In the listing below, locate the lines that hold "wine" and copy them.

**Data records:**
= = = = = = =
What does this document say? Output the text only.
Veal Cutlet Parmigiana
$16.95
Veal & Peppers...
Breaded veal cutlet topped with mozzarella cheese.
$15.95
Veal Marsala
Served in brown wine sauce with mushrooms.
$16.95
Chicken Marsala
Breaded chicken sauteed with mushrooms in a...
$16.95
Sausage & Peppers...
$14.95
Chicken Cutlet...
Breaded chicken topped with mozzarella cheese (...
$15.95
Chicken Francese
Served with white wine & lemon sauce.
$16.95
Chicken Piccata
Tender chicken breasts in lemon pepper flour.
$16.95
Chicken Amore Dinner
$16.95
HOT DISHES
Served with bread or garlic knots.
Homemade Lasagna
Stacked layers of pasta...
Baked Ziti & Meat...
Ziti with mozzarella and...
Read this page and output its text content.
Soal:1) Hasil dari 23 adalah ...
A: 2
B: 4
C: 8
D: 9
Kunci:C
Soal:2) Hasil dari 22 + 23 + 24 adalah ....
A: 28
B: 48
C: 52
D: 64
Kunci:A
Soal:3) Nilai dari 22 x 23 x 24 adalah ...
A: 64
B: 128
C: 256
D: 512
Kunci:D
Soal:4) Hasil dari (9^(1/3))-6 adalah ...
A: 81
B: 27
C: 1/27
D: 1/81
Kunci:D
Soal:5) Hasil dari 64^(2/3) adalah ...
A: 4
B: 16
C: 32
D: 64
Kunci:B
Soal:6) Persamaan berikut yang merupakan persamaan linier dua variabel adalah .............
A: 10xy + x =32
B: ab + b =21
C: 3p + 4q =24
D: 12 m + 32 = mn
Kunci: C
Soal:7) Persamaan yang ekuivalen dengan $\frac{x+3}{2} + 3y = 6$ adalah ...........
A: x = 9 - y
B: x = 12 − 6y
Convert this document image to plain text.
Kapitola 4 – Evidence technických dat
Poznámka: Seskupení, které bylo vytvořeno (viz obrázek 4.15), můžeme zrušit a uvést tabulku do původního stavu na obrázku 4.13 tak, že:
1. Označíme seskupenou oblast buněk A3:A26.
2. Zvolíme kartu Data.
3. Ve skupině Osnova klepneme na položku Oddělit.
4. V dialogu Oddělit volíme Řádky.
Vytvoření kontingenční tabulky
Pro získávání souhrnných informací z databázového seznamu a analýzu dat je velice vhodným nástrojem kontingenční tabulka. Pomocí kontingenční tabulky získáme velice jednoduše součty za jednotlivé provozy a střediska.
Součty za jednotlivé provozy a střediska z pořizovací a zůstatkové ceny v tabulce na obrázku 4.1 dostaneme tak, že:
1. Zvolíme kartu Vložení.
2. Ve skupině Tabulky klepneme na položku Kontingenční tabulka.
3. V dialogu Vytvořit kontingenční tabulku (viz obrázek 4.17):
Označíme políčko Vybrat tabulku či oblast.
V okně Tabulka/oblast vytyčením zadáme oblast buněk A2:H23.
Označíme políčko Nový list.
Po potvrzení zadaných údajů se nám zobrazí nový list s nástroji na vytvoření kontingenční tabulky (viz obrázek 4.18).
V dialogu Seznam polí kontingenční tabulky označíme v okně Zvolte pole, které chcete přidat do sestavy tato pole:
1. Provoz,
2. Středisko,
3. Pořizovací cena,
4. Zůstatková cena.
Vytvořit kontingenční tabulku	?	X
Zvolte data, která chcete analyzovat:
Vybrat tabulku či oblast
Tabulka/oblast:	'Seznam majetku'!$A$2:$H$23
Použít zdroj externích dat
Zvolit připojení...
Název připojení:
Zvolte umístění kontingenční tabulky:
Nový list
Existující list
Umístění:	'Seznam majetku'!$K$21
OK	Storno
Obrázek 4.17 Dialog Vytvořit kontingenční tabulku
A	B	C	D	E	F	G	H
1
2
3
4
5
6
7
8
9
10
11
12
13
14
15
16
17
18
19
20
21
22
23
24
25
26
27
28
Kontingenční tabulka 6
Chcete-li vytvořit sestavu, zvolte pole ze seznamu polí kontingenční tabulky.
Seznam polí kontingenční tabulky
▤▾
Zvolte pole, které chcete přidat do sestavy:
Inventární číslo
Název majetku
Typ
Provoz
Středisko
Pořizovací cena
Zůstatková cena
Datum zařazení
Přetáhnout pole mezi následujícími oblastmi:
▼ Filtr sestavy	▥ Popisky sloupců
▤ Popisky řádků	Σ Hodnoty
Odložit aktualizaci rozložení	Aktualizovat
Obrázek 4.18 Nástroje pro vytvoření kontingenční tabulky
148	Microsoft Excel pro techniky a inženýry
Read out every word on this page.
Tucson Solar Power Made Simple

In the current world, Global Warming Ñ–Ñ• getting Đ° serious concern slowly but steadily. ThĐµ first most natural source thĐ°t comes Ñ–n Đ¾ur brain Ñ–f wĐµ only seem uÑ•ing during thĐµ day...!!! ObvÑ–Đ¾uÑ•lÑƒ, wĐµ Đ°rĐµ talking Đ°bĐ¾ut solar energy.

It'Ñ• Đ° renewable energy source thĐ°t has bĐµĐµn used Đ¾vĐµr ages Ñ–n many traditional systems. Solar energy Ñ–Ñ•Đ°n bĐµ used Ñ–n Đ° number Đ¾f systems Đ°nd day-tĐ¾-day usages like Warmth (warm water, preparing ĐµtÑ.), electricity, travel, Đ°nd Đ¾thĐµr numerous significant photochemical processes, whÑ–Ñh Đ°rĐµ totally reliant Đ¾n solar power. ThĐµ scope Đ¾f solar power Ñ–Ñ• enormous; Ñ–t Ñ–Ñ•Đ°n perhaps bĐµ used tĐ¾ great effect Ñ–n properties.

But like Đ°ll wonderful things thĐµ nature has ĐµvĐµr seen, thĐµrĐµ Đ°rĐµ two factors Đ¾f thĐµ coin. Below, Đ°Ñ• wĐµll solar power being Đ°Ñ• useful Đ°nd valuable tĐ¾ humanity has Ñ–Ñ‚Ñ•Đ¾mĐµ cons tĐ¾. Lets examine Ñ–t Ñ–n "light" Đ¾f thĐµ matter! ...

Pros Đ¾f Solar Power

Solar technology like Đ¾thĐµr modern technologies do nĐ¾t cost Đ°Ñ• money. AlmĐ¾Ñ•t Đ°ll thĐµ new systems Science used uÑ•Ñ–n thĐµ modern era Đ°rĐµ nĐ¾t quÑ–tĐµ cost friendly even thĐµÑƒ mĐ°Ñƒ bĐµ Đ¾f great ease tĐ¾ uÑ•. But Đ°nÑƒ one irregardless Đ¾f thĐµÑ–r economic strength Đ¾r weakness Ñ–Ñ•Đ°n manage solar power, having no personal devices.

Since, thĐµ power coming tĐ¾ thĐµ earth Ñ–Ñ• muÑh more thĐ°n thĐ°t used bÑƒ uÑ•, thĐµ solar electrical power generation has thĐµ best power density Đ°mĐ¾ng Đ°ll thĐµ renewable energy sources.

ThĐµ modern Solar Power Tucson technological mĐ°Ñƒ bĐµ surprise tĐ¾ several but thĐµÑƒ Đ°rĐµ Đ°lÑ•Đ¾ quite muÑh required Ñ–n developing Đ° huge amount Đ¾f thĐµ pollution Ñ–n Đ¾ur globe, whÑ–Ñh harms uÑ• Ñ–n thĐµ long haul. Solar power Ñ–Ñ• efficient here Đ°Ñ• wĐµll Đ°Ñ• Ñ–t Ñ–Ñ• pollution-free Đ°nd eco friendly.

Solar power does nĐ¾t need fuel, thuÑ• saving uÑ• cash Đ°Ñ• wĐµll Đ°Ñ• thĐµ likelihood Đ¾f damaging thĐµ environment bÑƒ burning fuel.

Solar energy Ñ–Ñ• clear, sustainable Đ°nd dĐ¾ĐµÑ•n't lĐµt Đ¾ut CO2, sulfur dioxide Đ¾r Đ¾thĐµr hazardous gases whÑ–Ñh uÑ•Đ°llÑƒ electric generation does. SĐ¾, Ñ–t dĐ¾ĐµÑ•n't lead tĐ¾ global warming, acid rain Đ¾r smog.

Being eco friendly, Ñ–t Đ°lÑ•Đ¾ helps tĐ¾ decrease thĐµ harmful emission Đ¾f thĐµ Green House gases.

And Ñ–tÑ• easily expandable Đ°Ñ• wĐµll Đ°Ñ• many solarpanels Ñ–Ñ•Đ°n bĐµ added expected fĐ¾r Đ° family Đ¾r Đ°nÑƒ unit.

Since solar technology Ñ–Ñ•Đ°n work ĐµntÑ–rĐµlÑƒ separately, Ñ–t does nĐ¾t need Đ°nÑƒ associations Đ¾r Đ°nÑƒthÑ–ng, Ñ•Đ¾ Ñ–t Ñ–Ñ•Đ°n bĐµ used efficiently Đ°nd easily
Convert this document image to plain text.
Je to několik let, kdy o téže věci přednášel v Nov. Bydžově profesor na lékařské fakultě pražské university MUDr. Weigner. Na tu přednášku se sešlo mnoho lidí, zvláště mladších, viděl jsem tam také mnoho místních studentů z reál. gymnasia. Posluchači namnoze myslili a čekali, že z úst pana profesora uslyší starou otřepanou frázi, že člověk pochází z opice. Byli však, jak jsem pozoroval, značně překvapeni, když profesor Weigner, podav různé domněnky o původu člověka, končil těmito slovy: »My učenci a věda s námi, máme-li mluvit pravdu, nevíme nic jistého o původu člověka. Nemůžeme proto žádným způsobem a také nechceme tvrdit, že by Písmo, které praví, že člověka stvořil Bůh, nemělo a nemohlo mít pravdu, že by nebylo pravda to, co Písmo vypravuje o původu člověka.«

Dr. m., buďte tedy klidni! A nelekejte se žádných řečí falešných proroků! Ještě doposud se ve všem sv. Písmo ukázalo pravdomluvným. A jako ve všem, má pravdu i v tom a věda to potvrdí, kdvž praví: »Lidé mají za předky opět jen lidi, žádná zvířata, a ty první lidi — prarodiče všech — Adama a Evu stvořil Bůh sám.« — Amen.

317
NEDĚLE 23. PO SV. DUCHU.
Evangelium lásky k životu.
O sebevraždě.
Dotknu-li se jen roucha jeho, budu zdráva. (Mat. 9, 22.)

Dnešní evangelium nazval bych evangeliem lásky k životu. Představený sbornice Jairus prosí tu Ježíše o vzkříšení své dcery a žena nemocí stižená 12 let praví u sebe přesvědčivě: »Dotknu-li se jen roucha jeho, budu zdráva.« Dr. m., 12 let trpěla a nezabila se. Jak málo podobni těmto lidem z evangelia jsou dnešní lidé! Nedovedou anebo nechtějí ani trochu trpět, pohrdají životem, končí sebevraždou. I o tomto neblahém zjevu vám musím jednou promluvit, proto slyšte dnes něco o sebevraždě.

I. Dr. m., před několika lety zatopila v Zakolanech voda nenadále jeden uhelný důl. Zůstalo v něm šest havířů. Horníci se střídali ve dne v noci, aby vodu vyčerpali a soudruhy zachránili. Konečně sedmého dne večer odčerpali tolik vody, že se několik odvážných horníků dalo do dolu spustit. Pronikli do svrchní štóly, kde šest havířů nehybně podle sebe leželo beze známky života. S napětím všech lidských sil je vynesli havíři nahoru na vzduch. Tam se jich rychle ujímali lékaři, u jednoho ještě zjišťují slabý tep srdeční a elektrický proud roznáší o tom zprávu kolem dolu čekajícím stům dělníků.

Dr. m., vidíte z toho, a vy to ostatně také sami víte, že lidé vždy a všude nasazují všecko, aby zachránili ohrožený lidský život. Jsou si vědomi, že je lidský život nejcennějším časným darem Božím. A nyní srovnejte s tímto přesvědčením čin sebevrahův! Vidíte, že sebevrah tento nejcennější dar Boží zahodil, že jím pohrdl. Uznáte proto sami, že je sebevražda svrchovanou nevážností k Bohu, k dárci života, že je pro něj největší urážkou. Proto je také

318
= = = = = = =
**Solution to the problem:**
Served in brown wine sauce with mushrooms.
Served with white wine & lemon sauce.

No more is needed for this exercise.